▶ _Task_
Write out every line of the material exactly as it appears.

▶ _Supplied information_
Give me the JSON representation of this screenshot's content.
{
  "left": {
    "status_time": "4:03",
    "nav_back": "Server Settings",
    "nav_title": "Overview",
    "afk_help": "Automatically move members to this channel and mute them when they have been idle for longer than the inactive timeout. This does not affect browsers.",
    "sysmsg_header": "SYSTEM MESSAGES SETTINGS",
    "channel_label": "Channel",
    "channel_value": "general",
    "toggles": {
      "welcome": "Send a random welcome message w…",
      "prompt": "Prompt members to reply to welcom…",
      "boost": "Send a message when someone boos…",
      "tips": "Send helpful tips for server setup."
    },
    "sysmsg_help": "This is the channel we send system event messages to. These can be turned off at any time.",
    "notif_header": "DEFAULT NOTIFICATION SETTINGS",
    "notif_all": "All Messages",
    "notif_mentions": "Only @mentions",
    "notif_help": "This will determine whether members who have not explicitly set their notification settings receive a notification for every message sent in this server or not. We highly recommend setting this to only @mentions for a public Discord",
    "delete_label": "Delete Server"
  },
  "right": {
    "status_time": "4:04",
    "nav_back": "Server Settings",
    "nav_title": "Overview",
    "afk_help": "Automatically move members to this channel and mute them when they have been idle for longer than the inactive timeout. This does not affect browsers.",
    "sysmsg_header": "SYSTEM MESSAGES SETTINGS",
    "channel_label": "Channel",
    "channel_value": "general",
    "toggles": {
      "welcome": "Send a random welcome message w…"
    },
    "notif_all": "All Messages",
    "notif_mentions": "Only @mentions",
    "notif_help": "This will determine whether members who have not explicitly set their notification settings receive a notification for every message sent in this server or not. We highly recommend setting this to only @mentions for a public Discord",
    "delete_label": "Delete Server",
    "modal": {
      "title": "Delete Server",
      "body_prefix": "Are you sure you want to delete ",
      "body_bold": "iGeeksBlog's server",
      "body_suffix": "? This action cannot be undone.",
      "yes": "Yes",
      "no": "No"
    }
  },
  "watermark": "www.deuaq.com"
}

▶ _Solution to this task_
Give me the JSON representation of this screenshot's content.
{
  "left": {
    "status_time": "4:03",
    "nav_back": "Server Settings",
    "nav_title": "Overview",
    "afk_help": "Automatically move members to this channel and mute them when they have been idle for longer than the inactive timeout. This does not affect browsers.",
    "sysmsg_header": "SYSTEM MESSAGES SETTINGS",
    "channel_label": "Channel",
    "channel_value": "general",
    "toggles": {
      "welcome": "Send a random welcome message w…",
      "prompt": "Prompt members to reply to welcom…",
      "boost": "Send a message when someone boos…",
      "tips": "Send helpful tips for server setup."
    },
    "sysmsg_help": "This is the channel we send system event messages to. These can be turned off at any time.",
    "notif_header": "DEFAULT NOTIFICATION SETTINGS",
    "notif_all": "All Messages",
    "notif_mentions": "Only @mentions",
    "notif_help": "This will determine whether members who have not explicitly set their notification settings receive a notification for every message sent in this server or not. We highly recommend setting this to only @mentions for a public Discord",
    "delete_label": "Delete Server"
  },
  "right": {
    "status_time": "4:04",
    "nav_back": "Server Settings",
    "nav_title": "Overview",
    "afk_help": "Automatically move members to this channel and mute them when they have been idle for longer than the inactive timeout. This does not affect browsers.",
    "sysmsg_header": "SYSTEM MESSAGES SETTINGS",
    "channel_label": "Channel",
    "channel_value": "general",
    "toggles": {
      "welcome": "Send a random welcome message w…"
    },
    "notif_all": "All Messages",
    "notif_mentions": "Only @mentions",
    "notif_help": "This will determine whether members who have not explicitly set their notification settings receive a notification for every message sent in this server or not. We highly recommend setting this to only @mentions for a public Discord",
    "delete_label": "Delete Server",
    "modal": {
      "title": "Delete Server",
      "body_prefix": "Are you sure you want to delete ",
      "body_bold": "iGeeksBlog's server",
      "body_suffix": "? This action cannot be undone.",
      "yes": "Yes",
      "no": "No"
    }
  },
  "watermark": "www.deuaq.com"
}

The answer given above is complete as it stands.